• _Your instructions_
Would you write out the listing verbatim and skip every picture in it?

• _Working data_
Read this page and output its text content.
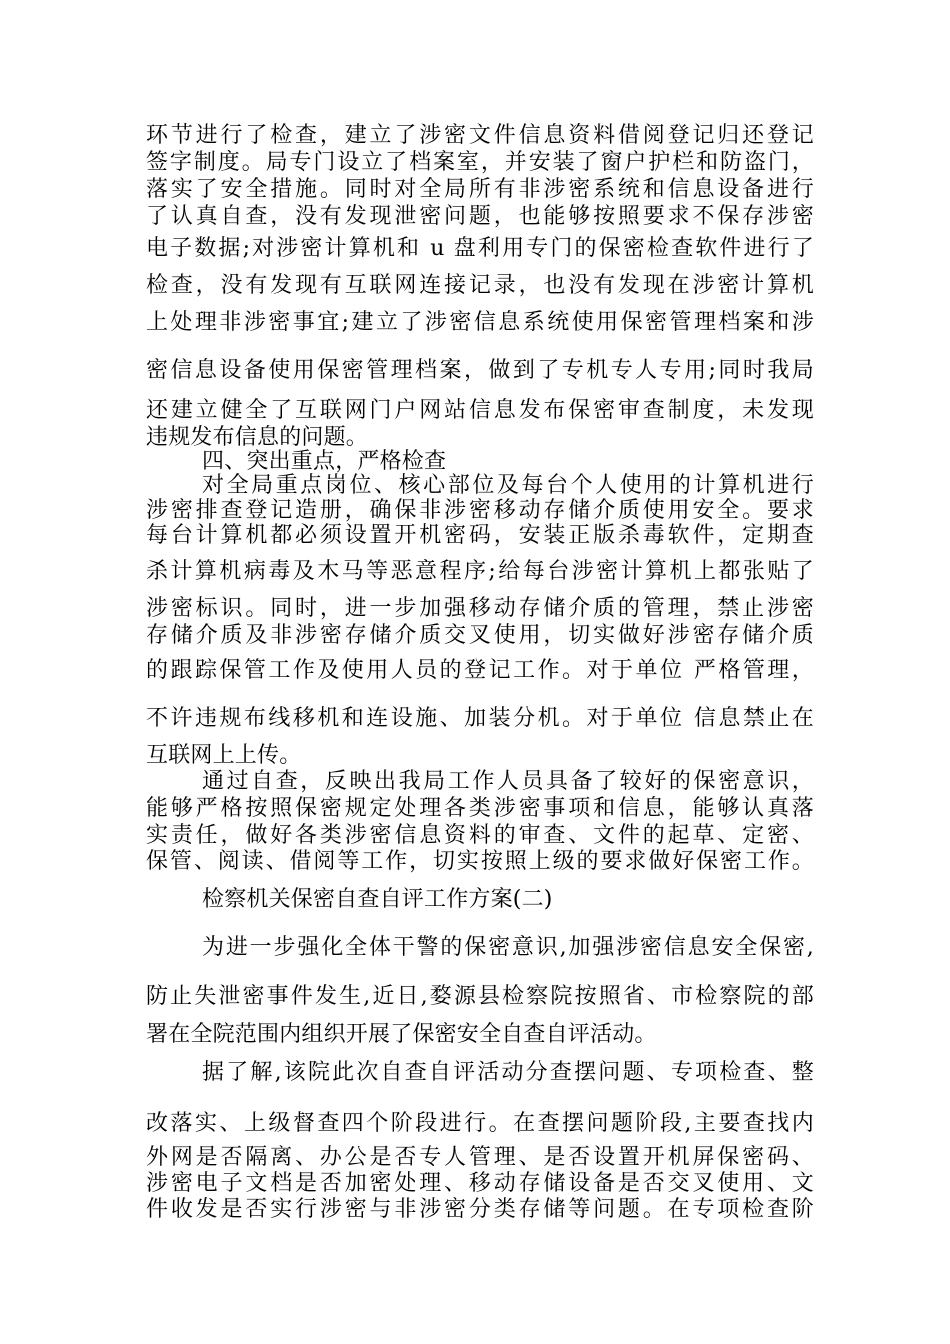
环节进行了检查，建立了涉密文件信息资料借阅登记归还登记
签字制度。局专门设立了档案室，并安装了窗户护栏和防盗门，
落实了安全措施。同时对全局所有非涉密系统和信息设备进行
了认真自查，没有发现泄密问题，也能够按照要求不保存涉密
电子数据;对涉密计算机和 u 盘利用专门的保密检查软件进行了
检查，没有发现有互联网连接记录，也没有发现在涉密计算机
上处理非涉密事宜;建立了涉密信息系统使用保密管理档案和涉
密信息设备使用保密管理档案，做到了专机专人专用;同时我局
还建立健全了互联网门户网站信息发布保密审查制度，未发现
违规发布信息的问题。
四、突出重点，严格检查
对全局重点岗位、核心部位及每台个人使用的计算机进行
涉密排查登记造册，确保非涉密移动存储介质使用安全。要求
每台计算机都必须设置开机密码，安装正版杀毒软件，定期查
杀计算机病毒及木马等恶意程序;给每台涉密计算机上都张贴了
涉密标识。同时，进一步加强移动存储介质的管理，禁止涉密
存储介质及非涉密存储介质交叉使用，切实做好涉密存储介质
的跟踪保管工作及使用人员的登记工作。对于单位 严格管理，
不许违规布线移机和连设施、加装分机。对于单位 信息禁止在
互联网上上传。
通过自查，反映出我局工作人员具备了较好的保密意识，
能够严格按照保密规定处理各类涉密事项和信息，能够认真落
实责任，做好各类涉密信息资料的审查、文件的起草、定密、
保管、阅读、借阅等工作，切实按照上级的要求做好保密工作。
检察机关保密自查自评工作方案(二)
为进一步强化全体干警的保密意识,加强涉密信息安全保密,
防止失泄密事件发生,近日,婺源县检察院按照省、市检察院的部
署在全院范围内组织开展了保密安全自查自评活动。
据了解,该院此次自查自评活动分查摆问题、专项检查、整
改落实、上级督查四个阶段进行。在查摆问题阶段,主要查找内
外网是否隔离、办公是否专人管理、是否设置开机屏保密码、
涉密电子文档是否加密处理、移动存储设备是否交叉使用、文
件收发是否实行涉密与非涉密分类存储等问题。在专项检查阶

• _Output below_
Read this page and output its text content.
环节进行了检查，建立了涉密文件信息资料借阅登记归还登记
签字制度。局专门设立了档案室，并安装了窗户护栏和防盗门，
落实了安全措施。同时对全局所有非涉密系统和信息设备进行
了认真自查，没有发现泄密问题，也能够按照要求不保存涉密
电子数据;对涉密计算机和 u 盘利用专门的保密检查软件进行了
检查，没有发现有互联网连接记录，也没有发现在涉密计算机
上处理非涉密事宜;建立了涉密信息系统使用保密管理档案和涉
密信息设备使用保密管理档案，做到了专机专人专用;同时我局
还建立健全了互联网门户网站信息发布保密审查制度，未发现
违规发布信息的问题。
四、突出重点，严格检查
对全局重点岗位、核心部位及每台个人使用的计算机进行
涉密排查登记造册，确保非涉密移动存储介质使用安全。要求
每台计算机都必须设置开机密码，安装正版杀毒软件，定期查
杀计算机病毒及木马等恶意程序;给每台涉密计算机上都张贴了
涉密标识。同时，进一步加强移动存储介质的管理，禁止涉密
存储介质及非涉密存储介质交叉使用，切实做好涉密存储介质
的跟踪保管工作及使用人员的登记工作。对于单位 严格管理，
不许违规布线移机和连设施、加装分机。对于单位 信息禁止在
互联网上上传。
通过自查，反映出我局工作人员具备了较好的保密意识，
能够严格按照保密规定处理各类涉密事项和信息，能够认真落
实责任，做好各类涉密信息资料的审查、文件的起草、定密、
保管、阅读、借阅等工作，切实按照上级的要求做好保密工作。
检察机关保密自查自评工作方案(二)
为进一步强化全体干警的保密意识,加强涉密信息安全保密,
防止失泄密事件发生,近日,婺源县检察院按照省、市检察院的部
署在全院范围内组织开展了保密安全自查自评活动。
据了解,该院此次自查自评活动分查摆问题、专项检查、整
改落实、上级督查四个阶段进行。在查摆问题阶段,主要查找内
外网是否隔离、办公是否专人管理、是否设置开机屏保密码、
涉密电子文档是否加密处理、移动存储设备是否交叉使用、文
件收发是否实行涉密与非涉密分类存储等问题。在专项检查阶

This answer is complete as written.